The entries below should be quoted exactly, with no pictures carried over.

### Dataset excerpts
»»
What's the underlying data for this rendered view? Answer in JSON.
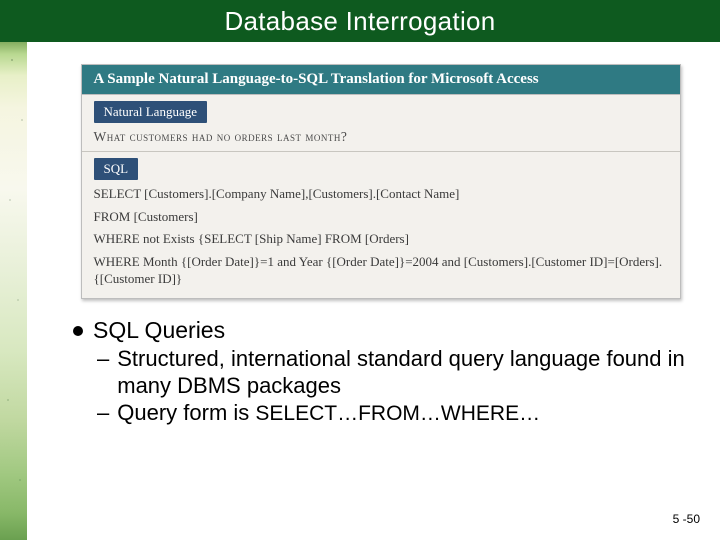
{
  "header": {
    "title": "Database Interrogation"
  },
  "figure": {
    "title": "A Sample Natural Language-to-SQL Translation for Microsoft Access",
    "nl_badge": "Natural Language",
    "nl_question": "What customers had no orders last month?",
    "sql_badge": "SQL",
    "sql_lines": [
      "SELECT [Customers].[Company Name],[Customers].[Contact Name]",
      "FROM [Customers]",
      "WHERE not Exists {SELECT [Ship Name] FROM [Orders]",
      "WHERE Month {[Order Date]}=1 and Year {[Order Date]}=2004 and [Customers].[Customer ID]=[Orders].{[Customer ID]}"
    ]
  },
  "bullets": {
    "heading": "SQL Queries",
    "sub1": "Structured, international standard query language found in many DBMS packages",
    "sub2_pre": "Query form is ",
    "sub2_sc": "SELECT…FROM…WHERE…"
  },
  "page_number": "5 -50"
}
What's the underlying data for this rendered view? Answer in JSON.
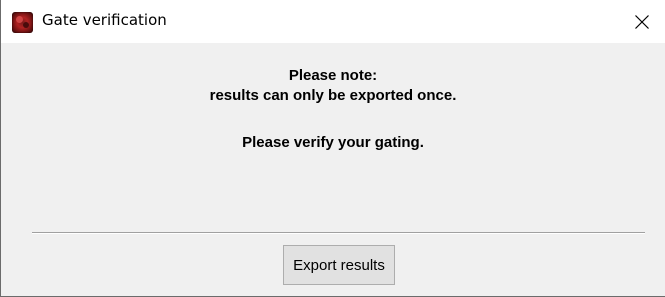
{
  "window": {
    "title": "Gate verification",
    "icon": "app-icon",
    "close_icon": "close-icon"
  },
  "message": {
    "line1": "Please note:",
    "line2": "results can only be exported once.",
    "line3": "Please verify your gating."
  },
  "buttons": {
    "export_label": "Export results"
  }
}
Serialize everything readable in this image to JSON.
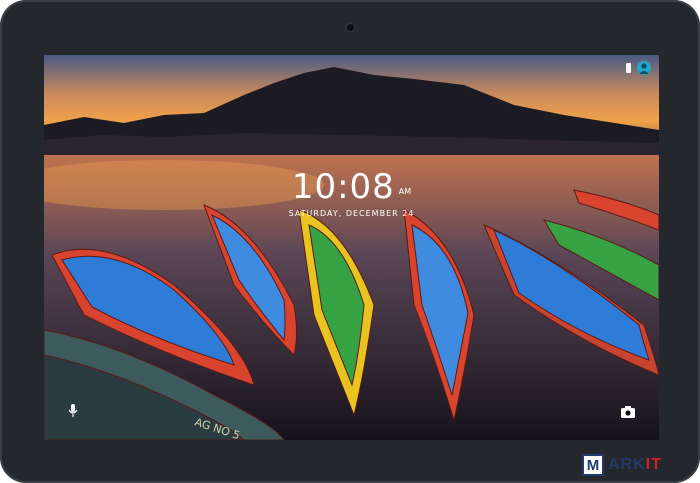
{
  "lockscreen": {
    "time": "10:08",
    "ampm": "AM",
    "date": "SATURDAY, DECEMBER 24"
  },
  "status_bar": {
    "icons": [
      "battery-icon",
      "user-avatar-icon"
    ]
  },
  "shortcuts": {
    "left": "microphone-icon",
    "right": "camera-icon"
  },
  "wallpaper": {
    "boat_lettering": "AG NO 5"
  },
  "watermark": {
    "logo_letter": "M",
    "text_main": "ARK",
    "text_accent": "IT"
  },
  "colors": {
    "bezel": "#24272c",
    "accent_avatar": "#21a7c9",
    "watermark_blue": "#233a6d",
    "watermark_red": "#d32027"
  }
}
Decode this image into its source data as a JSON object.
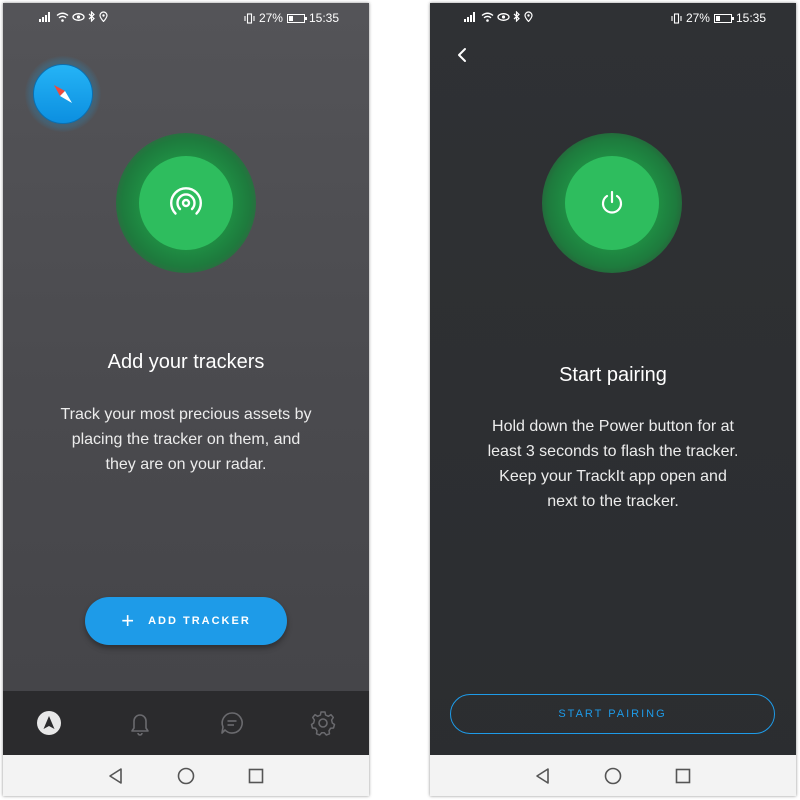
{
  "left_screen": {
    "status": {
      "time": "15:35",
      "battery": "27%",
      "battery_level": 0.27
    },
    "title": "Add your trackers",
    "description": "Track your most precious assets by placing the tracker on them, and they are on your radar.",
    "add_button": {
      "icon": "plus-icon",
      "label": "ADD TRACKER"
    },
    "tabs": [
      {
        "icon": "navigation-arrow-icon",
        "active": true
      },
      {
        "icon": "bell-icon",
        "active": false
      },
      {
        "icon": "chat-icon",
        "active": false
      },
      {
        "icon": "gear-icon",
        "active": false
      }
    ]
  },
  "right_screen": {
    "status": {
      "time": "15:35",
      "battery": "27%",
      "battery_level": 0.27
    },
    "title": "Start pairing",
    "description": "Hold down the Power button for at least 3 seconds to flash the tracker. Keep your TrackIt app open and next to the tracker.",
    "pair_button": {
      "label": "START PAIRING"
    }
  },
  "colors": {
    "accent_blue": "#1e9be8",
    "success_green": "#2ebd5e",
    "left_background": "#4a4a4e",
    "right_background": "#2d2f32",
    "tab_bar": "#2b2b2d",
    "system_nav": "#f3f3f3"
  }
}
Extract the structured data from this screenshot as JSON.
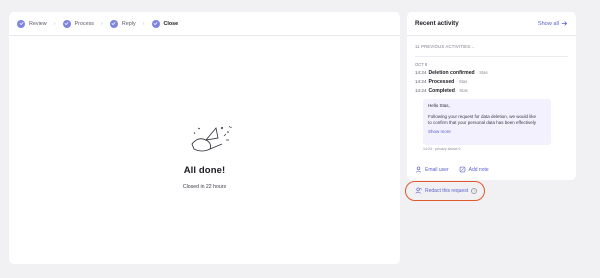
{
  "steps": [
    {
      "label": "Review",
      "active": false
    },
    {
      "label": "Process",
      "active": false
    },
    {
      "label": "Reply",
      "active": false
    },
    {
      "label": "Close",
      "active": true
    }
  ],
  "done": {
    "title": "All done!",
    "subtitle": "Closed in 22 hours"
  },
  "activity": {
    "title": "Recent activity",
    "show_all": "Show all",
    "previous": "11 PREVIOUS ACTIVITIES...",
    "date": "OCT 8",
    "events": [
      {
        "time": "14:24",
        "name": "Deletion confirmed",
        "actor": "· Stas"
      },
      {
        "time": "14:24",
        "name": "Processed",
        "actor": "· Stas"
      },
      {
        "time": "14:24",
        "name": "Completed",
        "actor": "· Stas"
      }
    ],
    "message": {
      "greeting": "Hello Stas,",
      "line1": "Following your request for data deletion, we would like",
      "line2": "to confirm that your personal data has been effectively",
      "show_more": "Show more",
      "meta": "14:24 · privacy above.0"
    },
    "actions": {
      "email": "Email user",
      "note": "Add note"
    }
  },
  "redact": {
    "label": "Redact this request",
    "info": "i"
  },
  "colors": {
    "accent": "#5a5ec8",
    "step_check": "#7d84e2",
    "highlight_ring": "#e0582c",
    "message_bg": "#f3f1fd"
  }
}
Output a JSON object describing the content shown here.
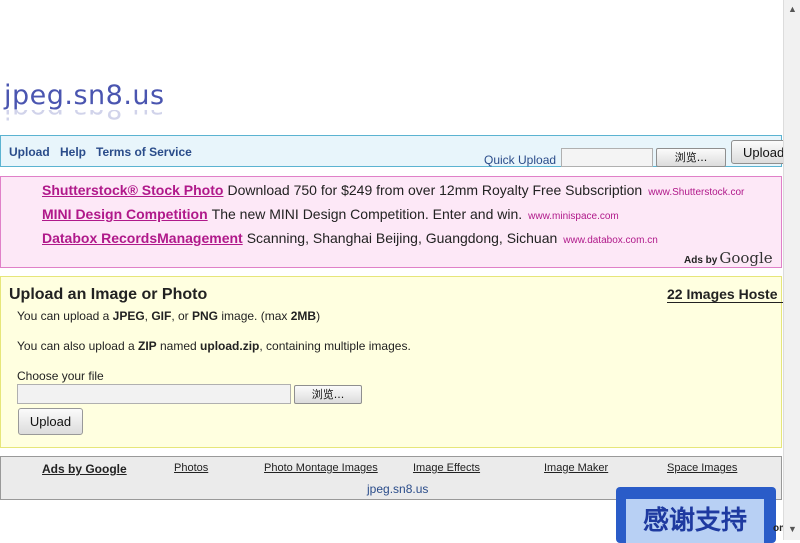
{
  "logo": {
    "text": "jpeg.sn8.us"
  },
  "nav": {
    "links": [
      "Upload",
      "Help",
      "Terms of Service"
    ],
    "quick_upload_label": "Quick Upload",
    "browse_label": "浏览...",
    "upload_button": "Upload"
  },
  "ads": {
    "items": [
      {
        "title": "Shutterstock® Stock Photo",
        "desc": "Download 750 for $249 from over 12mm Royalty Free Subscription",
        "url": "www.Shutterstock.cor"
      },
      {
        "title": "MINI Design Competition",
        "desc": "The new MINI Design Competition. Enter and win.",
        "url": "www.minispace.com"
      },
      {
        "title": "Databox RecordsManagement",
        "desc": "Scanning, Shanghai Beijing, Guangdong, Sichuan",
        "url": "www.databox.com.cn"
      }
    ],
    "ads_by": "Ads by",
    "google": "Google"
  },
  "upload_panel": {
    "title": "Upload an Image or Photo",
    "images_hosted": "22 Images Hoste",
    "line1_prefix": "You can upload a ",
    "fmt_jpeg": "JPEG",
    "sep1": ", ",
    "fmt_gif": "GIF",
    "sep2": ", or ",
    "fmt_png": "PNG",
    "line1_mid": " image. (max ",
    "max_size": "2MB",
    "line1_end": ")",
    "line2_prefix": "You can also upload a ",
    "zip": "ZIP",
    "line2_mid": " named ",
    "zip_name": "upload.zip",
    "line2_end": ", containing multiple images.",
    "choose_label": "Choose your file",
    "browse_label": "浏览...",
    "upload_button": "Upload"
  },
  "footer": {
    "ads_by_google": "Ads by Google",
    "links": [
      "Photos",
      "Photo Montage Images",
      "Image Effects",
      "Image Maker",
      "Space Images"
    ],
    "domain": "jpeg.sn8.us"
  },
  "badge": {
    "text": "感谢支持"
  },
  "corner": {
    "text": "om"
  }
}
««
### TASK OUTPUT
What's the underlying data for this rendered view? Answer in JSON.
{
  "header": {
    "title": "Database Interrogation"
  },
  "figure": {
    "title": "A Sample Natural Language-to-SQL Translation for Microsoft Access",
    "nl_badge": "Natural Language",
    "nl_question": "What customers had no orders last month?",
    "sql_badge": "SQL",
    "sql_lines": [
      "SELECT [Customers].[Company Name],[Customers].[Contact Name]",
      "FROM [Customers]",
      "WHERE not Exists {SELECT [Ship Name] FROM [Orders]",
      "WHERE Month {[Order Date]}=1 and Year {[Order Date]}=2004 and [Customers].[Customer ID]=[Orders].{[Customer ID]}"
    ]
  },
  "bullets": {
    "heading": "SQL Queries",
    "sub1": "Structured, international standard query language found in many DBMS packages",
    "sub2_pre": "Query form is ",
    "sub2_sc": "SELECT…FROM…WHERE…"
  },
  "page_number": "5 -50"
}
What's the underlying data for this rendered view? Answer in JSON.
{
  "window": {
    "title": "Gate verification",
    "icon": "app-icon",
    "close_icon": "close-icon"
  },
  "message": {
    "line1": "Please note:",
    "line2": "results can only be exported once.",
    "line3": "Please verify your gating."
  },
  "buttons": {
    "export_label": "Export results"
  }
}
Serialize everything readable in this image to JSON.
{
  "lockscreen": {
    "time": "10:08",
    "ampm": "AM",
    "date": "SATURDAY, DECEMBER 24"
  },
  "status_bar": {
    "icons": [
      "battery-icon",
      "user-avatar-icon"
    ]
  },
  "shortcuts": {
    "left": "microphone-icon",
    "right": "camera-icon"
  },
  "wallpaper": {
    "boat_lettering": "AG NO 5"
  },
  "watermark": {
    "logo_letter": "M",
    "text_main": "ARK",
    "text_accent": "IT"
  },
  "colors": {
    "bezel": "#24272c",
    "accent_avatar": "#21a7c9",
    "watermark_blue": "#233a6d",
    "watermark_red": "#d32027"
  }
}
Decode this image into its source data as a JSON object.
{
  "left_screen": {
    "status": {
      "time": "15:35",
      "battery": "27%",
      "battery_level": 0.27
    },
    "title": "Add your trackers",
    "description": "Track your most precious assets by placing the tracker on them, and they are on your radar.",
    "add_button": {
      "icon": "plus-icon",
      "label": "ADD TRACKER"
    },
    "tabs": [
      {
        "icon": "navigation-arrow-icon",
        "active": true
      },
      {
        "icon": "bell-icon",
        "active": false
      },
      {
        "icon": "chat-icon",
        "active": false
      },
      {
        "icon": "gear-icon",
        "active": false
      }
    ]
  },
  "right_screen": {
    "status": {
      "time": "15:35",
      "battery": "27%",
      "battery_level": 0.27
    },
    "title": "Start pairing",
    "description": "Hold down the Power button for at least 3 seconds to flash the tracker. Keep your TrackIt app open and next to the tracker.",
    "pair_button": {
      "label": "START PAIRING"
    }
  },
  "colors": {
    "accent_blue": "#1e9be8",
    "success_green": "#2ebd5e",
    "left_background": "#4a4a4e",
    "right_background": "#2d2f32",
    "tab_bar": "#2b2b2d",
    "system_nav": "#f3f3f3"
  }
}
Extract the structured data from this screenshot as JSON.
{
  "steps": [
    {
      "label": "Review",
      "active": false
    },
    {
      "label": "Process",
      "active": false
    },
    {
      "label": "Reply",
      "active": false
    },
    {
      "label": "Close",
      "active": true
    }
  ],
  "done": {
    "title": "All done!",
    "subtitle": "Closed in 22 hours"
  },
  "activity": {
    "title": "Recent activity",
    "show_all": "Show all",
    "previous": "11 PREVIOUS ACTIVITIES...",
    "date": "OCT 8",
    "events": [
      {
        "time": "14:24",
        "name": "Deletion confirmed",
        "actor": "· Stas"
      },
      {
        "time": "14:24",
        "name": "Processed",
        "actor": "· Stas"
      },
      {
        "time": "14:24",
        "name": "Completed",
        "actor": "· Stas"
      }
    ],
    "message": {
      "greeting": "Hello Stas,",
      "line1": "Following your request for data deletion, we would like",
      "line2": "to confirm that your personal data has been effectively",
      "show_more": "Show more",
      "meta": "14:24 · privacy above.0"
    },
    "actions": {
      "email": "Email user",
      "note": "Add note"
    }
  },
  "redact": {
    "label": "Redact this request",
    "info": "i"
  },
  "colors": {
    "accent": "#5a5ec8",
    "step_check": "#7d84e2",
    "highlight_ring": "#e0582c",
    "message_bg": "#f3f1fd"
  }
}
Output a JSON object describing the content shown here.
{
  "logo": {
    "text": "jpeg.sn8.us"
  },
  "nav": {
    "links": [
      "Upload",
      "Help",
      "Terms of Service"
    ],
    "quick_upload_label": "Quick Upload",
    "browse_label": "浏览...",
    "upload_button": "Upload"
  },
  "ads": {
    "items": [
      {
        "title": "Shutterstock® Stock Photo",
        "desc": "Download 750 for $249 from over 12mm Royalty Free Subscription",
        "url": "www.Shutterstock.cor"
      },
      {
        "title": "MINI Design Competition",
        "desc": "The new MINI Design Competition. Enter and win.",
        "url": "www.minispace.com"
      },
      {
        "title": "Databox RecordsManagement",
        "desc": "Scanning, Shanghai Beijing, Guangdong, Sichuan",
        "url": "www.databox.com.cn"
      }
    ],
    "ads_by": "Ads by",
    "google": "Google"
  },
  "upload_panel": {
    "title": "Upload an Image or Photo",
    "images_hosted": "22 Images Hoste",
    "line1_prefix": "You can upload a ",
    "fmt_jpeg": "JPEG",
    "sep1": ", ",
    "fmt_gif": "GIF",
    "sep2": ", or ",
    "fmt_png": "PNG",
    "line1_mid": " image. (max ",
    "max_size": "2MB",
    "line1_end": ")",
    "line2_prefix": "You can also upload a ",
    "zip": "ZIP",
    "line2_mid": " named ",
    "zip_name": "upload.zip",
    "line2_end": ", containing multiple images.",
    "choose_label": "Choose your file",
    "browse_label": "浏览...",
    "upload_button": "Upload"
  },
  "footer": {
    "ads_by_google": "Ads by Google",
    "links": [
      "Photos",
      "Photo Montage Images",
      "Image Effects",
      "Image Maker",
      "Space Images"
    ],
    "domain": "jpeg.sn8.us"
  },
  "badge": {
    "text": "感谢支持"
  },
  "corner": {
    "text": "om"
  }
}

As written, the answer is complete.